Passage provided =>
Quebec’s Logging Plan Ignores Cree Call to Protect Broadback

Published by the Natural Resources Defense Fund

Guest blog by Jennifer Skene

NRDC is working alongside the Waswanipi Cree First Nation to protect the last of their intact boreal forest homeland from Quebec’s aggressive logging proposal. Last week, NRDC called on Quebec to abandon their proposed five-year logging plan in the Broadback River watershed, a vital intact forest region in Waswanipi Cree territory. Quebec’s plan would be devastating for the Waswanipi, who have already had more than 90 percent of their traditional hunting grounds, located in the old-growth forests of the boreal forest, severely impacted by industrial logging. In addition, the expanded logging would destroy critical habitat for the threatened boreal caribou, and degrade an ecosystem crucial to mitigating global climate change.

A Major Threat to the Waswanipi Cree Way of Life

The Broadback River watershed—ground zero for Quebec’s logging plan—is part of Eeyou Istchee, the traditional territory of the Crees. The Cree have relied upon and been caretakers of the Broadback for millennia, and, as Waswanipi Chief Marcel Happyjack stated, the “Cree way of life still connects us very strongly to the land.”

The Waswanipi Cree have already suffered immensely as a result of clearcut logging operations in their territory. Today, only three of the Waswanipi Cree’s 62 traplines—areas essential for hunting, fishing, and trapping—remain undisturbed by logging and roads. Mandy Gull, former Deputy Chief of Waswanipi and now Deputy Chief for the Cree Nation Government (CNG), once described the devastation, “When we see these large spaces that are clearcuts … we often consider them to be dead zones. There’s no wildlife in these areas. The vegetation doesn’t grow back.”

Now, Quebec is proposing to allow clearcutting in an area with some of the last intact forest the Waswanipi have left—what the Waswanipi call the Mishigamish—which the Waswanipi have fought tirelessly for more than 15 years to protect. Safeguarding this region, as the Waswanipi have told the Quebec Government, is an essential means of “protecting the traditional Cree way of life.” The Waswanipi proposal to protect the Mishigamish is also supported by the CNG and surrounding Cree communities.  

By approving logging in the Mishigamish, Quebec would signal that its commitments to Indigenous Peoples are capricious at best and take a backseat to the logging industry. Under Schedule C of the 2015 Agreement to Resolve the Baril-Moses Forestry Dispute, Quebec agreed to “meaningfully discuss” the creation of a protected area in Waswanipi territory. Since then, the Quebec Government has met with the Waswanipi to discuss the creation of a protected area only once—more than two years ago. The proposed plan also conflicts with the terms of the Agreement Concerning a New Relationship between Le Gouvernement du Québec and the Crees of Québec (“Paix des Braves Agreement”). The Paix des Braves Agreement commits Quebec to adapting its forestry regime to consider the Cree way of life. It also contains provisions for protecting “sites of special interest” that Quebec has ignored in its proposed plans.

Short exercise 1 =>
Transcribe the part of the Broadback logging article between "Guest blog by" and "global climate change.", inclusive.
Short exercise 2 =>
Answer these questions using the Broadback logging article:
(a) How many of the Waswanipi Cree's 62 traplines remain undisturbed by logging and roads?
(b) For how long have the Waswanipi fought to protect the Mishigamish?
(c) How many times has the Quebec Government met with the Waswanipi to discuss creating a protected area since the 2015 agreement?

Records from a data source
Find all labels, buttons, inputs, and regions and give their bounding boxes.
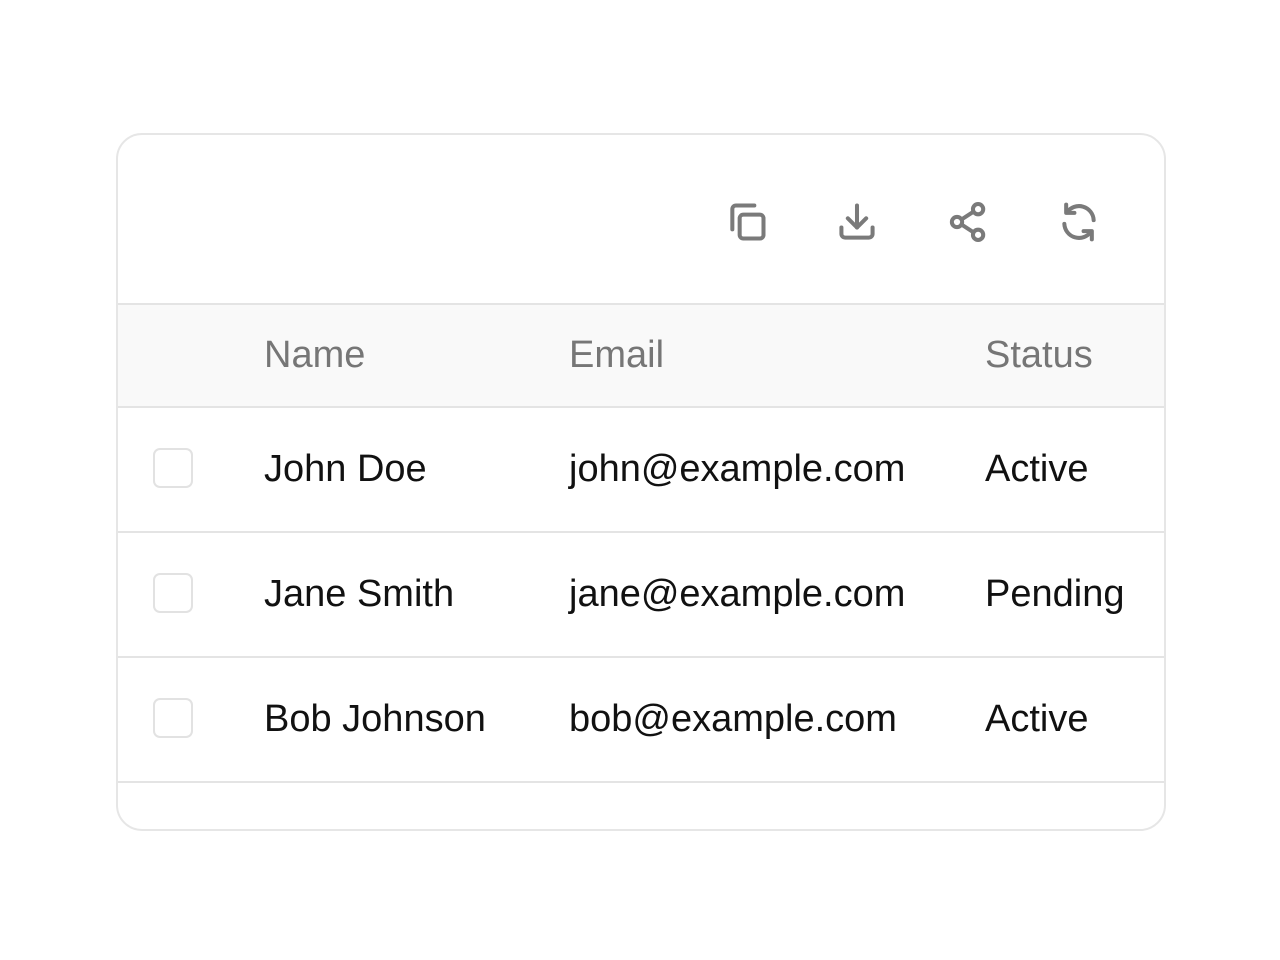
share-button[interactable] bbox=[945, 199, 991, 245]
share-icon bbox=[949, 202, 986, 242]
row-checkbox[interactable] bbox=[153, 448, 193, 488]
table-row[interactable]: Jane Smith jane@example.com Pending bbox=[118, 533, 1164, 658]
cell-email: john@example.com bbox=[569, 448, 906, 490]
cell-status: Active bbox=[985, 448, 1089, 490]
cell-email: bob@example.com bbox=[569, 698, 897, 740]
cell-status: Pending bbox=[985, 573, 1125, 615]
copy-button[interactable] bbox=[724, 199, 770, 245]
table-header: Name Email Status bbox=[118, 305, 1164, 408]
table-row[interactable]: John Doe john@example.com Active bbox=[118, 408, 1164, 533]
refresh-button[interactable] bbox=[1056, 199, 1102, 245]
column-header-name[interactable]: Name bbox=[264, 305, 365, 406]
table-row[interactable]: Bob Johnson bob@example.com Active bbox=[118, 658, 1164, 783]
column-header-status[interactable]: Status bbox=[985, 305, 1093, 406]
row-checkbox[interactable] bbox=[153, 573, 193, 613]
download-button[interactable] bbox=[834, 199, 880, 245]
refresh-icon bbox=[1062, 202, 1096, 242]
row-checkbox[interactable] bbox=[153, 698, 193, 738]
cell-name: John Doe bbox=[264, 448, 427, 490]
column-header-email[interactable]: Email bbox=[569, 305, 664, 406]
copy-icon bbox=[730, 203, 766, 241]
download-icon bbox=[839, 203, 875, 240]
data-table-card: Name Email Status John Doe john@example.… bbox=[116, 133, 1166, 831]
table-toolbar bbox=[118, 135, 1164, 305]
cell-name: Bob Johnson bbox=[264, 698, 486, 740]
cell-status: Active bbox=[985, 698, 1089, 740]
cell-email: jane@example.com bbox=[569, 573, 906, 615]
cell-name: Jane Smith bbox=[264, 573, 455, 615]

Correct output 1 =>
Guest blog by Jennifer Skene

NRDC is working alongside the Waswanipi Cree First Nation to protect the last of their intact boreal forest homeland from Quebec’s aggressive logging proposal. Last week, NRDC called on Quebec to abandon their proposed five-year logging plan in the Broadback River watershed, a vital intact forest region in Waswanipi Cree territory. Quebec’s plan would be devastating for the Waswanipi, who have already had more than 90 percent of their traditional hunting grounds, located in the old-growth forests of the boreal forest, severely impacted by industrial logging. In addition, the expanded logging would destroy critical habitat for the threatened boreal caribou, and degrade an ecosystem crucial to mitigating global climate change.

Correct output 2 =>
(a) Only three of the 62 traplines remain undisturbed.
(b) They have fought for more than 15 years.
(c) The government has met with them only once, more than two years ago.